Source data
--- Begin ---

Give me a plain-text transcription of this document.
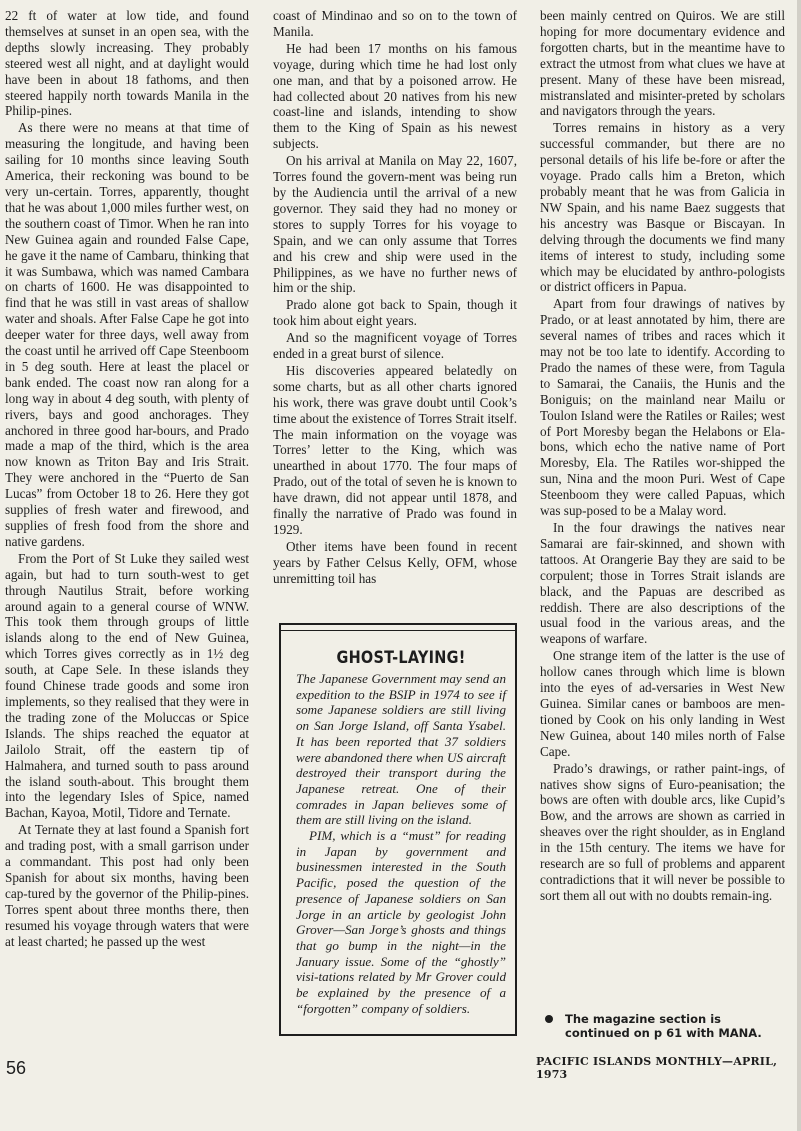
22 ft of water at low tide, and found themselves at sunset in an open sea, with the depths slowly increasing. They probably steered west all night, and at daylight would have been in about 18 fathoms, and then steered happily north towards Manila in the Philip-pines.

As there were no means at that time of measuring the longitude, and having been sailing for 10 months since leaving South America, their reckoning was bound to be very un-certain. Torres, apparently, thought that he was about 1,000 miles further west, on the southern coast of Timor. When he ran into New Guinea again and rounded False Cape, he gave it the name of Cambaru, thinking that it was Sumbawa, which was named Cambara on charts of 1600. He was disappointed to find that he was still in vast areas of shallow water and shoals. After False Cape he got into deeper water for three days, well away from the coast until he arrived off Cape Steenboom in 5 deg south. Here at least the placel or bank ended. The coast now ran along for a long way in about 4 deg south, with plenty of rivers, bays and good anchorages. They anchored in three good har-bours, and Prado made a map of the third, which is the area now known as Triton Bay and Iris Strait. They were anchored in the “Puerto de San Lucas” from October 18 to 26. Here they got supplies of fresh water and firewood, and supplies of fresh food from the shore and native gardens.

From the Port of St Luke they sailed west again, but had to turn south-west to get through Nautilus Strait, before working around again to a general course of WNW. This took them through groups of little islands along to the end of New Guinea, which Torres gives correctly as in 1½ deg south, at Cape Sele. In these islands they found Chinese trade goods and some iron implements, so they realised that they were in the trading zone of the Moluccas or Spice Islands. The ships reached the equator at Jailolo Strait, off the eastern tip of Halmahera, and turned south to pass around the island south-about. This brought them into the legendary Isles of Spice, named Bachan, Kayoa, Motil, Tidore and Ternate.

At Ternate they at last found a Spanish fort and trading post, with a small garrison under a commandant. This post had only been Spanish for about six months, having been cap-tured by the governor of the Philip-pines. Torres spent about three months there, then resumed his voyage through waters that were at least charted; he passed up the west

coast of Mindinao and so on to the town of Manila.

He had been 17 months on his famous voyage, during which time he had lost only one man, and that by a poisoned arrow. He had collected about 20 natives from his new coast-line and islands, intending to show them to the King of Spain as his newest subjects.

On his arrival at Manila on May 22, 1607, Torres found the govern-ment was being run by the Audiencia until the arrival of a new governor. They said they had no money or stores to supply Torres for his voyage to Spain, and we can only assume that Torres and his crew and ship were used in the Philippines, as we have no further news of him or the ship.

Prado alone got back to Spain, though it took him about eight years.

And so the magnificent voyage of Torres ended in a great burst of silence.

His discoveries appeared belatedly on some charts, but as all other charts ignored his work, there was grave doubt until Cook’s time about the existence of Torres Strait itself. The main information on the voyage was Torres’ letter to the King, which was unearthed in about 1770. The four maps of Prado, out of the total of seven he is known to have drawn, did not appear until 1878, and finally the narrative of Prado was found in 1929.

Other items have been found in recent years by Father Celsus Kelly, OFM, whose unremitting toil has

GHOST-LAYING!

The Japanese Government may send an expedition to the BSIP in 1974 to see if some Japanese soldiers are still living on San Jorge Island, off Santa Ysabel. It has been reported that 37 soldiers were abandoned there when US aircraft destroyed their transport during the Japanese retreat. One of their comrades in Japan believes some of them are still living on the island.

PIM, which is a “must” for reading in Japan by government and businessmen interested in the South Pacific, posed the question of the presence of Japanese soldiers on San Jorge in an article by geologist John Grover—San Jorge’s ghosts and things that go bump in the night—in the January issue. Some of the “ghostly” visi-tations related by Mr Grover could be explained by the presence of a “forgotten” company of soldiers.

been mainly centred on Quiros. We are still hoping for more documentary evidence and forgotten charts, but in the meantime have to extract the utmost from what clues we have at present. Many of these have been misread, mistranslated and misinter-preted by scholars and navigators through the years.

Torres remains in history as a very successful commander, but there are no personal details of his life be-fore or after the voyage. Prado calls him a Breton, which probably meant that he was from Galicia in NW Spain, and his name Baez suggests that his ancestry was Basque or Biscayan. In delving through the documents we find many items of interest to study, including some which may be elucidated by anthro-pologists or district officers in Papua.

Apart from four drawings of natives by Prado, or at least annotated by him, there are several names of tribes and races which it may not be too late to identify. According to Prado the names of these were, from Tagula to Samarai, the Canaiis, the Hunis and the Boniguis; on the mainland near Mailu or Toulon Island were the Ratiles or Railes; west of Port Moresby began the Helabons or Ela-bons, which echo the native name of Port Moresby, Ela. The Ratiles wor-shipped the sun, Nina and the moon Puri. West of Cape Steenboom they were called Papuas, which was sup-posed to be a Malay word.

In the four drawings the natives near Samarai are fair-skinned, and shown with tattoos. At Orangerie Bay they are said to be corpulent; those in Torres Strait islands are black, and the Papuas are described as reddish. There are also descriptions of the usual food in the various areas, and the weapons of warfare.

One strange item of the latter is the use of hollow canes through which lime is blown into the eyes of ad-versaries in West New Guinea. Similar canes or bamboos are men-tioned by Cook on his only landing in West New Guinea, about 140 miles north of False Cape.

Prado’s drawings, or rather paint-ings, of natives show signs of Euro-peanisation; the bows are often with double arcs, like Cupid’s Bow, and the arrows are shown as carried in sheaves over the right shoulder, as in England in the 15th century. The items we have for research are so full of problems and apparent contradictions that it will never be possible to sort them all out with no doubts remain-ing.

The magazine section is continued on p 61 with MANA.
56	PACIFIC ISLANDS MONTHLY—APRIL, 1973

--- End ---
--- Begin ---

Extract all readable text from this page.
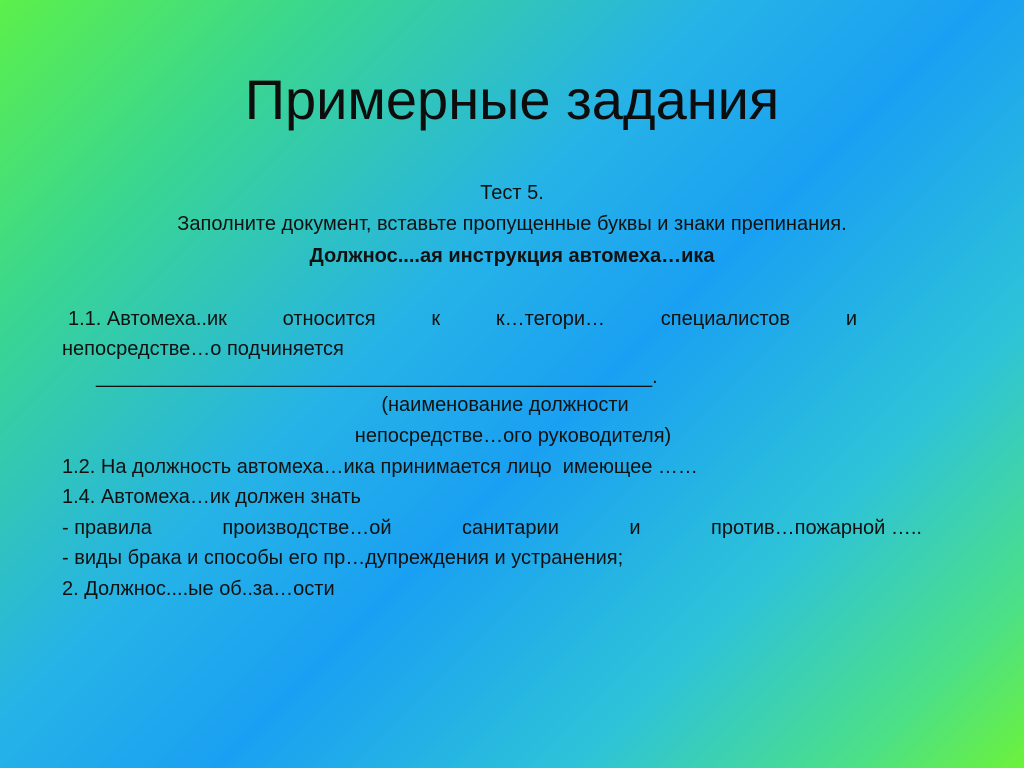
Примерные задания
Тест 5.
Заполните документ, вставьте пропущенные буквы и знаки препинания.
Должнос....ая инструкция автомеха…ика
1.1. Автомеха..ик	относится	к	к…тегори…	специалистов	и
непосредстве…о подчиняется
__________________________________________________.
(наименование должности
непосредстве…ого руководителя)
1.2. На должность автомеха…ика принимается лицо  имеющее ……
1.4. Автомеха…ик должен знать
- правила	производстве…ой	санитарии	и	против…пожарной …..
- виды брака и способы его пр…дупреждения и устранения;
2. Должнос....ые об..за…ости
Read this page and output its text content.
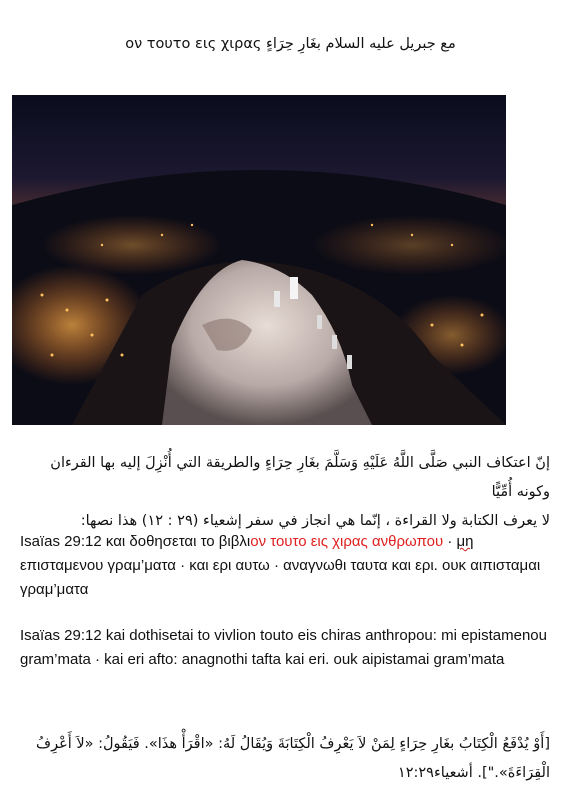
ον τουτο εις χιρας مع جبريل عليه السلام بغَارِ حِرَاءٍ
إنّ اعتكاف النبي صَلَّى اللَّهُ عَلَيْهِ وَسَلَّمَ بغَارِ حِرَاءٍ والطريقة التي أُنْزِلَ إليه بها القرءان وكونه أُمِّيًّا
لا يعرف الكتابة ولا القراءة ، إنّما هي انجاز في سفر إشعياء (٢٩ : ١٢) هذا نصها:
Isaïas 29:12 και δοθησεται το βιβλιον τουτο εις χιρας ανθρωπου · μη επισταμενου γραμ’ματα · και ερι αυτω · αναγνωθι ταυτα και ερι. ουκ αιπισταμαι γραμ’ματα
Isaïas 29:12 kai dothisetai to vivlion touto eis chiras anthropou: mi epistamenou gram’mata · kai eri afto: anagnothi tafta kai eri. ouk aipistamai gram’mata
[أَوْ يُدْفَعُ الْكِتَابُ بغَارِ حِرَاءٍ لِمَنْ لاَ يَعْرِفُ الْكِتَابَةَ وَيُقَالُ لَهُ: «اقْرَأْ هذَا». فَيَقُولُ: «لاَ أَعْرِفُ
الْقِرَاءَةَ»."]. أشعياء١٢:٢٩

--- End ---

Filter the records down to the lines that contain the string "τουτο", and copy those lines.

◆ Worked solution ◆
ον τουτο εις χιρας مع جبريل عليه السلام بغَارِ حِرَاءٍ
Isaïas 29:12 και δοθησεται το βιβλιον τουτο εις χιρας ανθρωπου · μη επισταμενου γραμ’ματα · και ερι αυτω · αναγνωθι ταυτα και ερι. ουκ αιπισταμαι γραμ’ματα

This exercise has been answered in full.